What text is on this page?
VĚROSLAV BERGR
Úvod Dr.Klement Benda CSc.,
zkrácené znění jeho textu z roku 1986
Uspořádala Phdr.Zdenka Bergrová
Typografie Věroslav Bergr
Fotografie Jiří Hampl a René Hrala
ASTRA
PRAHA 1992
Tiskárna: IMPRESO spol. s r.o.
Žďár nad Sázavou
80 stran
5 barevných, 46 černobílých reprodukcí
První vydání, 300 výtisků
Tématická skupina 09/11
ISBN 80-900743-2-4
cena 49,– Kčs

→ **The problem**
Extract the entries above verbatim.

→ **Exercise response**
What text is on this page?
VĚROSLAV BERGR
Úvod Dr.Klement Benda CSc.,
zkrácené znění jeho textu z roku 1986
Uspořádala Phdr.Zdenka Bergrová
Typografie Věroslav Bergr
Fotografie Jiří Hampl a René Hrala
ASTRA
PRAHA 1992
Tiskárna: IMPRESO spol. s r.o.
Žďár nad Sázavou
80 stran
5 barevných, 46 černobílých reprodukcí
První vydání, 300 výtisků
Tématická skupina 09/11
ISBN 80-900743-2-4
cena 49,– Kčs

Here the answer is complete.